Dataset listings of figures
┌──
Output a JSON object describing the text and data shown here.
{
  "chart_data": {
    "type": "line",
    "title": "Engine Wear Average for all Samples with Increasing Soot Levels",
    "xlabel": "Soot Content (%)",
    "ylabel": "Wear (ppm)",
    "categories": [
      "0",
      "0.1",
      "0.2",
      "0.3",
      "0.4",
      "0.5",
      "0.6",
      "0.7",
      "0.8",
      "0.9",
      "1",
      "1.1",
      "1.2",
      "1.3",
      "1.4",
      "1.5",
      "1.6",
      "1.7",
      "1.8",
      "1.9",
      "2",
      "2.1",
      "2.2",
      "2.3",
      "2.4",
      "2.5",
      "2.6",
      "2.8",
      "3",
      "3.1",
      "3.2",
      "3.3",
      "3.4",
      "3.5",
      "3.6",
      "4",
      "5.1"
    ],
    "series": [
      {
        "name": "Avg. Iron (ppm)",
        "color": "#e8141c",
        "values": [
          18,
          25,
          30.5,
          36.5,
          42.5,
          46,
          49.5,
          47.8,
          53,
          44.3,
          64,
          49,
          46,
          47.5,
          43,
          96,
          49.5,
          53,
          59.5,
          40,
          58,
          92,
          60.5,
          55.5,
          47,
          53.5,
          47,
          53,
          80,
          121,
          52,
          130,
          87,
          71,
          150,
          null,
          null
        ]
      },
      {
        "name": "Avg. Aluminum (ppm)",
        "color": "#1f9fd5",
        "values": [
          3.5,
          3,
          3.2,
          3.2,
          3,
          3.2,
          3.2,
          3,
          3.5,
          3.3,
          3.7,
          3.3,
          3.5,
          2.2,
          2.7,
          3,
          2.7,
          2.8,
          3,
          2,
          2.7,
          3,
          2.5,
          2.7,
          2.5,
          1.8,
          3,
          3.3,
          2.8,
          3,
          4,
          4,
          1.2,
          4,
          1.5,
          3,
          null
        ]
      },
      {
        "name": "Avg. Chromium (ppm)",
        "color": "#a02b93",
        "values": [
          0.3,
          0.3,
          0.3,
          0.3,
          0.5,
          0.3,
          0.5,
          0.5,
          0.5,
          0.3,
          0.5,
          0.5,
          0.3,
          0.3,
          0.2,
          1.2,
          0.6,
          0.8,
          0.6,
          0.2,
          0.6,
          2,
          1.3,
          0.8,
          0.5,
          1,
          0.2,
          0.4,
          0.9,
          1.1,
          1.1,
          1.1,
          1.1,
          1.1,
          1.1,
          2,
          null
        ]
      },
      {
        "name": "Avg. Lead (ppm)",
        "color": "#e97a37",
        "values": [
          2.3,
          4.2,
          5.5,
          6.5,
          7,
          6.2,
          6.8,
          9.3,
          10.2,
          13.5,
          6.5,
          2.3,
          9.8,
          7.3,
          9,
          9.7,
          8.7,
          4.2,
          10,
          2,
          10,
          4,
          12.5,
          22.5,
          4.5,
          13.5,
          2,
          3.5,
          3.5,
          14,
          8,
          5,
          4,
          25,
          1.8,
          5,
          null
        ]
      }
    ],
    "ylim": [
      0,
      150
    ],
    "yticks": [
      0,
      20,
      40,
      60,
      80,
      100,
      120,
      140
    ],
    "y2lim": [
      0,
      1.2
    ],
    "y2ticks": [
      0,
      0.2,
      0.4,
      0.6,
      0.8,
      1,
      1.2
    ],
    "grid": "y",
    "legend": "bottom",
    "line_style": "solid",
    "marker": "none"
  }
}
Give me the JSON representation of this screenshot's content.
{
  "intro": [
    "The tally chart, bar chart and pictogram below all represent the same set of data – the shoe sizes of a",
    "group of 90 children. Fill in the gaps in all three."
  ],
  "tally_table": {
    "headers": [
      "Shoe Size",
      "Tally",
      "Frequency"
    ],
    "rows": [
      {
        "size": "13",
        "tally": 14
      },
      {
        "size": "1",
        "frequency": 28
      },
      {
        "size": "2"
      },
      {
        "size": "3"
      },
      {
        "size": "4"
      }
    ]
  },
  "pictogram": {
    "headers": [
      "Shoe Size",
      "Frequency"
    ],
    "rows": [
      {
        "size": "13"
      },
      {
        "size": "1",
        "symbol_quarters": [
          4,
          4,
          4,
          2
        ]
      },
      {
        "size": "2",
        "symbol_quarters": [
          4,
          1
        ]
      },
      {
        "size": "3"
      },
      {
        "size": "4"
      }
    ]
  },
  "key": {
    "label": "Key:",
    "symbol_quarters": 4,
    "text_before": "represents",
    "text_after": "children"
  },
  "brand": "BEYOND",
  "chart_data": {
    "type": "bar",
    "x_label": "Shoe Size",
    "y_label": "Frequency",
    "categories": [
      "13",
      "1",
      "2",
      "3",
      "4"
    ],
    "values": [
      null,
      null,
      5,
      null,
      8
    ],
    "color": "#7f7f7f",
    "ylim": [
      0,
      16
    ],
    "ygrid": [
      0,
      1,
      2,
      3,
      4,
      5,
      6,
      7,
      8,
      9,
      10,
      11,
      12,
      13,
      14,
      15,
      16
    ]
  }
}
└──
┌──
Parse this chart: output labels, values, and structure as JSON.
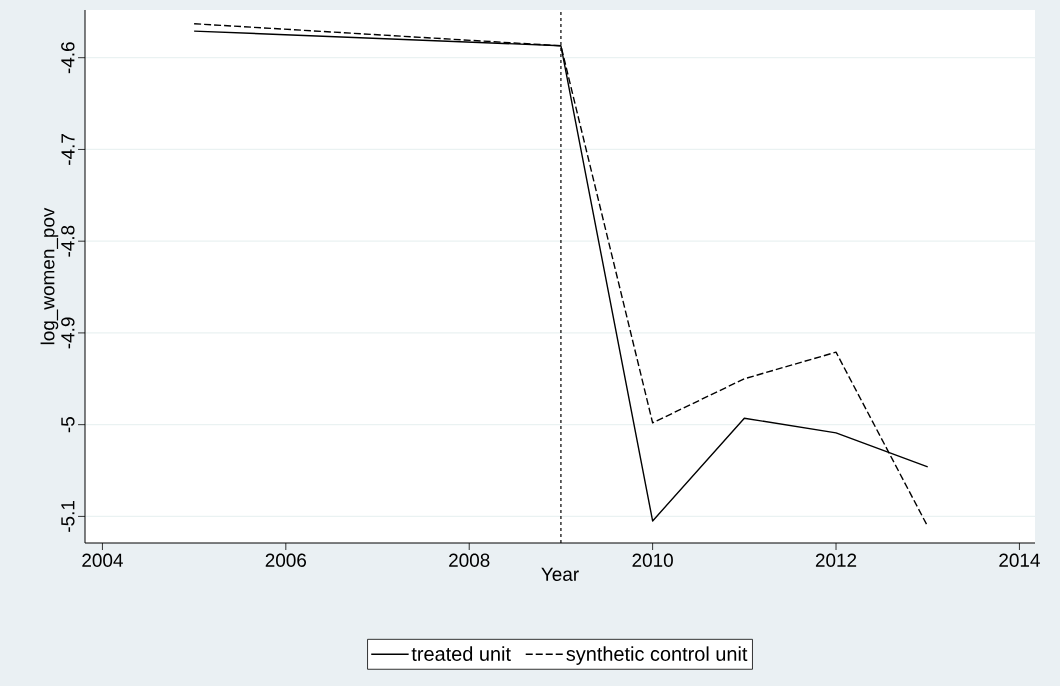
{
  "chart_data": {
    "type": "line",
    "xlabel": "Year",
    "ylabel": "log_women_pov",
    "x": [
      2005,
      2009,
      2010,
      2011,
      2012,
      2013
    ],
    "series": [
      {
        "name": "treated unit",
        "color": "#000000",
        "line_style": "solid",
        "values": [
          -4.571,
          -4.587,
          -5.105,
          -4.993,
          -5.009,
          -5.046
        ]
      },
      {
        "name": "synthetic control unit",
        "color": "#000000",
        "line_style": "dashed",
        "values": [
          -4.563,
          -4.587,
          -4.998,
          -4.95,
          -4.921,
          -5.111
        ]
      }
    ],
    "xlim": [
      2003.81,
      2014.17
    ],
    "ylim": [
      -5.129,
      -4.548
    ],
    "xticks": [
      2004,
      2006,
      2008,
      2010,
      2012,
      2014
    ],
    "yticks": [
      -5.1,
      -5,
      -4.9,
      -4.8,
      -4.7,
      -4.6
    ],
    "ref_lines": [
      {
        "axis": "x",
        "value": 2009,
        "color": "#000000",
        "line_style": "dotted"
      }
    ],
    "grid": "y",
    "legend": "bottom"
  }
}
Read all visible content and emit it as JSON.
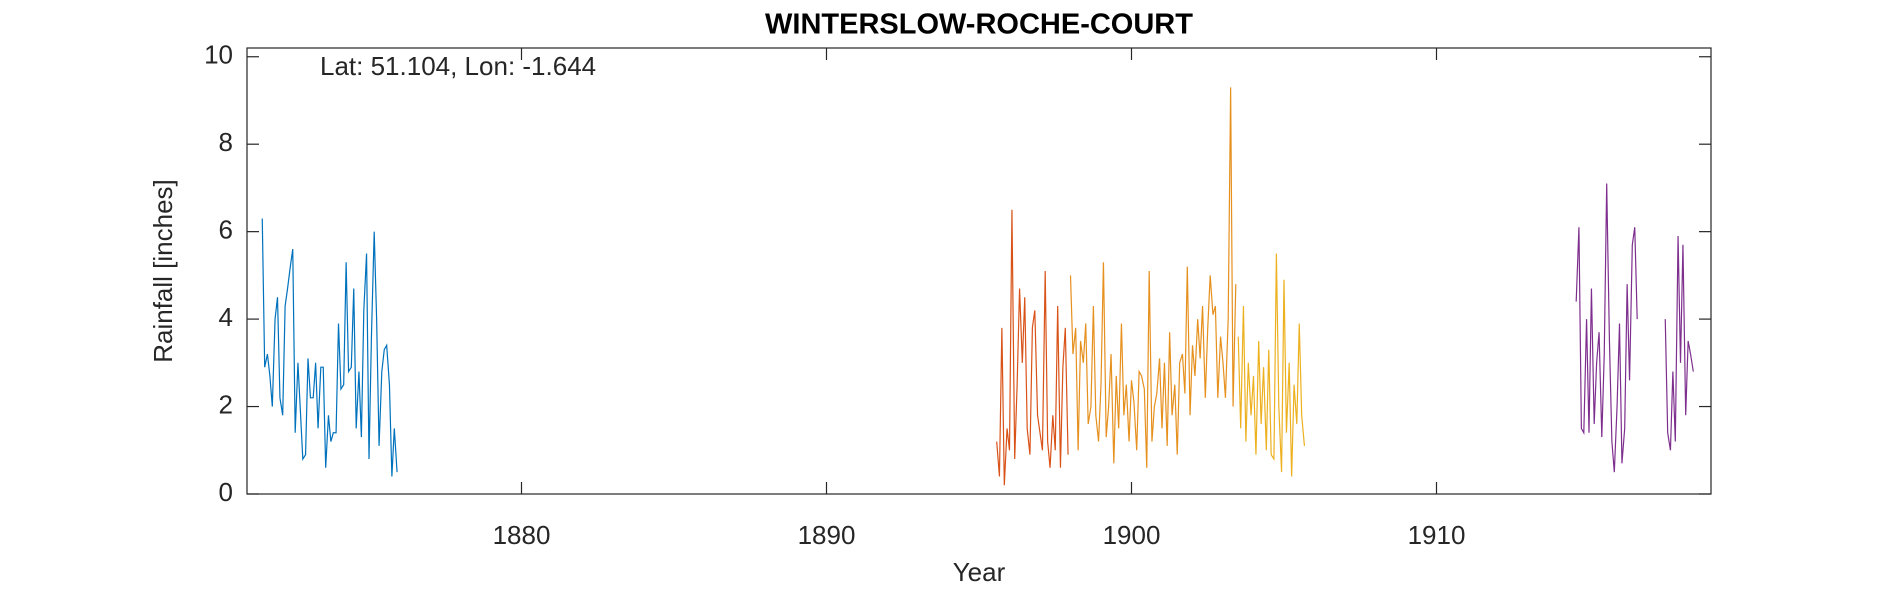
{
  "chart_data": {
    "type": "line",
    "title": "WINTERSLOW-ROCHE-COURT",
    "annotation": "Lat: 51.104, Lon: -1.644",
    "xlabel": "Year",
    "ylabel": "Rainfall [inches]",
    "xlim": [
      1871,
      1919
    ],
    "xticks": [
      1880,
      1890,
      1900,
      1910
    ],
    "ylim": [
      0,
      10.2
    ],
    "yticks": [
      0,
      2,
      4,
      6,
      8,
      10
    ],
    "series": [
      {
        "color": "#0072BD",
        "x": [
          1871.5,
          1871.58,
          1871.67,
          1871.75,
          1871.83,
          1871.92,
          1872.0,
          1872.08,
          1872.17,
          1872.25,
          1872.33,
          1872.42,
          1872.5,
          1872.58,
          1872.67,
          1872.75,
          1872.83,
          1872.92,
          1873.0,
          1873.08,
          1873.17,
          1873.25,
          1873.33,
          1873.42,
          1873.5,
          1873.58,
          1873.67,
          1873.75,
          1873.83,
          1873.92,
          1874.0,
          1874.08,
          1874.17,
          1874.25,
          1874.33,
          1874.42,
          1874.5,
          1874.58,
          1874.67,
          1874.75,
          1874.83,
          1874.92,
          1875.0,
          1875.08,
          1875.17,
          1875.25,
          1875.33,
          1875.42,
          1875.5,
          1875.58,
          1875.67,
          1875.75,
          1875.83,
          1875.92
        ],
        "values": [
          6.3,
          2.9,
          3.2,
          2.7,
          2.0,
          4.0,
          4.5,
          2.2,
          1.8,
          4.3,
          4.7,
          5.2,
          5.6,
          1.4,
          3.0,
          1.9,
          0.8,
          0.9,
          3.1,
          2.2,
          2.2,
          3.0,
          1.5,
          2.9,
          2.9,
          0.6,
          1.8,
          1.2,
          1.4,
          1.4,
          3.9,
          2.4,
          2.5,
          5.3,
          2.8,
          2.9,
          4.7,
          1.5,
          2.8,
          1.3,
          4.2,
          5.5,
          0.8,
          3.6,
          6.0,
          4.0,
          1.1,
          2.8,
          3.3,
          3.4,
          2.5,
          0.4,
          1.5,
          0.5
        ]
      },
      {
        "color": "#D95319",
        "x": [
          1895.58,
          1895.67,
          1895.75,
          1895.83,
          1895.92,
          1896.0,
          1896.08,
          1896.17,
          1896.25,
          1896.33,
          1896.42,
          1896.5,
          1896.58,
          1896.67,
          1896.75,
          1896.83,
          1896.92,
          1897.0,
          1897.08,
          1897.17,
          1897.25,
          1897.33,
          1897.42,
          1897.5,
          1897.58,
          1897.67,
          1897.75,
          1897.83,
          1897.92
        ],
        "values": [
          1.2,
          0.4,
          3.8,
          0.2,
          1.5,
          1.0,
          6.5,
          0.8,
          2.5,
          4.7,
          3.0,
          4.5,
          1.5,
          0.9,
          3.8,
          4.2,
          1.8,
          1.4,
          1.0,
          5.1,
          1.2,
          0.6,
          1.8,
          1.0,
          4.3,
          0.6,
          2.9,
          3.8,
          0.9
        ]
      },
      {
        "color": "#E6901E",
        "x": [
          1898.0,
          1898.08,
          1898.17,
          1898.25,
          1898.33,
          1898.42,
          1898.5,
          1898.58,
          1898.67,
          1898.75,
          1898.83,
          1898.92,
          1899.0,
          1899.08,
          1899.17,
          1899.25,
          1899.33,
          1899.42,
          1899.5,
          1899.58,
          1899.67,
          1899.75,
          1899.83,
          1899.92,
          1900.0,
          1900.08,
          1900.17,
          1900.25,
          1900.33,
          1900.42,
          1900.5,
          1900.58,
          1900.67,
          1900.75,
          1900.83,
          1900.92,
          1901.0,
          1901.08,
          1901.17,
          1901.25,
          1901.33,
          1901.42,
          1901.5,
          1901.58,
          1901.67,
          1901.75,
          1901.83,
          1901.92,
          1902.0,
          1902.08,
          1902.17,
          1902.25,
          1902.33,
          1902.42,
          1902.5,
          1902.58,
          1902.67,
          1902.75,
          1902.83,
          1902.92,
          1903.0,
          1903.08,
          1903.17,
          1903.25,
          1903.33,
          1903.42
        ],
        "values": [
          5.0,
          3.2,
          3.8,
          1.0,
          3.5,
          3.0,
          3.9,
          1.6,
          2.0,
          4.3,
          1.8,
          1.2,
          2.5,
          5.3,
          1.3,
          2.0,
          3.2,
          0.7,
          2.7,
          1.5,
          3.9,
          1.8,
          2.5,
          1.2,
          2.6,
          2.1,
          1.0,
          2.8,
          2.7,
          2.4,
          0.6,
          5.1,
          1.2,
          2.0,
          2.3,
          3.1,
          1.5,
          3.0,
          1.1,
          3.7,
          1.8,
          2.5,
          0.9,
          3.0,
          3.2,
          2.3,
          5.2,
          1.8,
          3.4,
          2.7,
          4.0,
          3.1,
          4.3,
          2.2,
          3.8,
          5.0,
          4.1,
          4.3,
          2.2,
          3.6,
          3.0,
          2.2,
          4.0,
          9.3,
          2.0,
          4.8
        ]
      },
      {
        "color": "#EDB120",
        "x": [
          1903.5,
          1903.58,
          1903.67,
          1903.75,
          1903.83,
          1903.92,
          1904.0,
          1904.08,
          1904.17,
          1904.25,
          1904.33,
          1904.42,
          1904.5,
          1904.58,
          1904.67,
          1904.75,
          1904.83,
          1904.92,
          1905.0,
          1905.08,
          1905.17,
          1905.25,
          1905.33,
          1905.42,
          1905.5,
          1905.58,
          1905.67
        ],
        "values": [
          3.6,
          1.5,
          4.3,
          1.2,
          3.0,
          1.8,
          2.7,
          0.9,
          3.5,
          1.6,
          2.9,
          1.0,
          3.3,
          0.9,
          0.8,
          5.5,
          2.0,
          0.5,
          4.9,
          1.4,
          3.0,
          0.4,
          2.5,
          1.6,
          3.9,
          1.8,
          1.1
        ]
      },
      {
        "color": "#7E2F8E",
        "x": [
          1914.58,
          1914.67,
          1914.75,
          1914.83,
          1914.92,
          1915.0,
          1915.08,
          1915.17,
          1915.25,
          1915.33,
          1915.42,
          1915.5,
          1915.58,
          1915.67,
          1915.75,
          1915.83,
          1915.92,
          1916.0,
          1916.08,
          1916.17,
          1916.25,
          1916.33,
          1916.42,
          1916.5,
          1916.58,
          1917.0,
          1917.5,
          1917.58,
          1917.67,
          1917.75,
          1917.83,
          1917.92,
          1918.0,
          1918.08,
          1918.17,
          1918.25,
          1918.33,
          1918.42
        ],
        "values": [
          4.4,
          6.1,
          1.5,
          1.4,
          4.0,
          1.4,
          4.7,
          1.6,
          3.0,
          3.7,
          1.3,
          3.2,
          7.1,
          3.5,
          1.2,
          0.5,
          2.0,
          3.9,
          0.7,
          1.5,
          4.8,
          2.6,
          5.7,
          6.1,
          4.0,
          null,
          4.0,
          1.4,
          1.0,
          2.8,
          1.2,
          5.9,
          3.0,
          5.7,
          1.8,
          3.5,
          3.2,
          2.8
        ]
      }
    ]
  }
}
└──
Determine how many lines of the listing above hold the word "ylabel". Report that number without anything else.

3